Provide the number of lines where the word "Alert" occurs, and no other text.

┄┄┄┄┄┄┄┄┄┄

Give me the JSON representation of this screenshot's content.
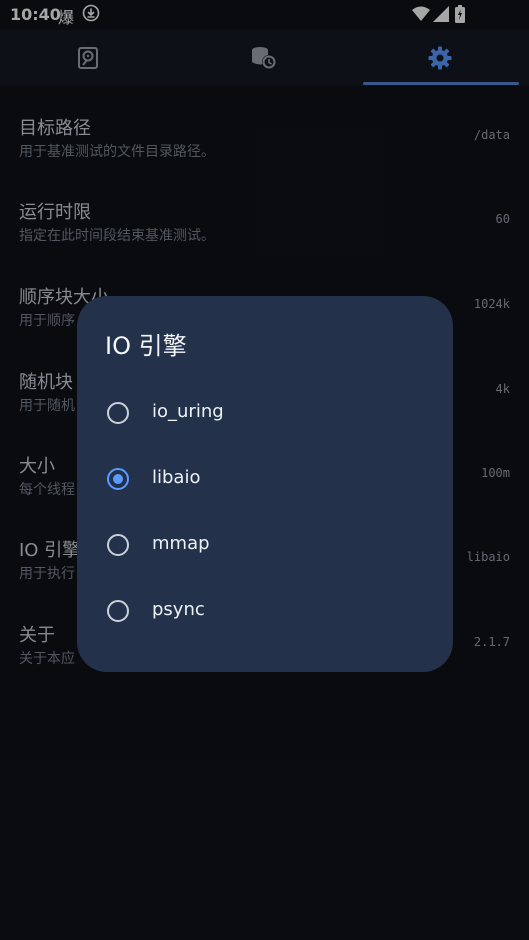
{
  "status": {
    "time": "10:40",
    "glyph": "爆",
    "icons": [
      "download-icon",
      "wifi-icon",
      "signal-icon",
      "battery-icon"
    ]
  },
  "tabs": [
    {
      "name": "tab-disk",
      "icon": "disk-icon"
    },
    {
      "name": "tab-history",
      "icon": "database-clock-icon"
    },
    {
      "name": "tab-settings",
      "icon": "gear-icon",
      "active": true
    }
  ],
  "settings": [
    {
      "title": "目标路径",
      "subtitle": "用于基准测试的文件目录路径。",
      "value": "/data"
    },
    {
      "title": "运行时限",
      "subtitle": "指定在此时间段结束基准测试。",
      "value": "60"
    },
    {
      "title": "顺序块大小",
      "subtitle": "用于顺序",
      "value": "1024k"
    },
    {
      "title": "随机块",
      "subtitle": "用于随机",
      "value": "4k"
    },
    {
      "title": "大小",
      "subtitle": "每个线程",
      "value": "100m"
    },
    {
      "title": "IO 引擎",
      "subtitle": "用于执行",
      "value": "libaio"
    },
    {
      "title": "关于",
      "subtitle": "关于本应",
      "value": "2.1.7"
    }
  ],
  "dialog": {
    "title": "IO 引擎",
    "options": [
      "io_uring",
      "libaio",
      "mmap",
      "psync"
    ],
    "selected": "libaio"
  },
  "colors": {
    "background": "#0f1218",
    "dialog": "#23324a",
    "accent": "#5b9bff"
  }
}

┄┄┄┄┄┄┄┄┄┄

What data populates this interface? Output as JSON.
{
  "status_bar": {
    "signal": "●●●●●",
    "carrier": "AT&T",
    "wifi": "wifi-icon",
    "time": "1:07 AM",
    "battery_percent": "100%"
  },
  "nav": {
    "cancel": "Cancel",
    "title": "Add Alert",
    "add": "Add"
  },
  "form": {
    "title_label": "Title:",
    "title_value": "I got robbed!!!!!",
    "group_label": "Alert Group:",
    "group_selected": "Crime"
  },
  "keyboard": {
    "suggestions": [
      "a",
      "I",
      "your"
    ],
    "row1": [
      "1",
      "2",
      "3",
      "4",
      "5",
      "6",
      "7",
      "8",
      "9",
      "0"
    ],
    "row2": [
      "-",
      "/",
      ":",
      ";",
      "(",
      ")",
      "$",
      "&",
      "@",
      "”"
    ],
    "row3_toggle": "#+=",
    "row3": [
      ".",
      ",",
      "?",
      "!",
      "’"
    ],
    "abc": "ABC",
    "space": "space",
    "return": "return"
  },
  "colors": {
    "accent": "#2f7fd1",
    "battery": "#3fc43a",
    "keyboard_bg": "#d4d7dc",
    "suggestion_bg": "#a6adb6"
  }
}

┄┄┄┄┄┄┄┄┄┄

● EXERCISE SOLUTION: 2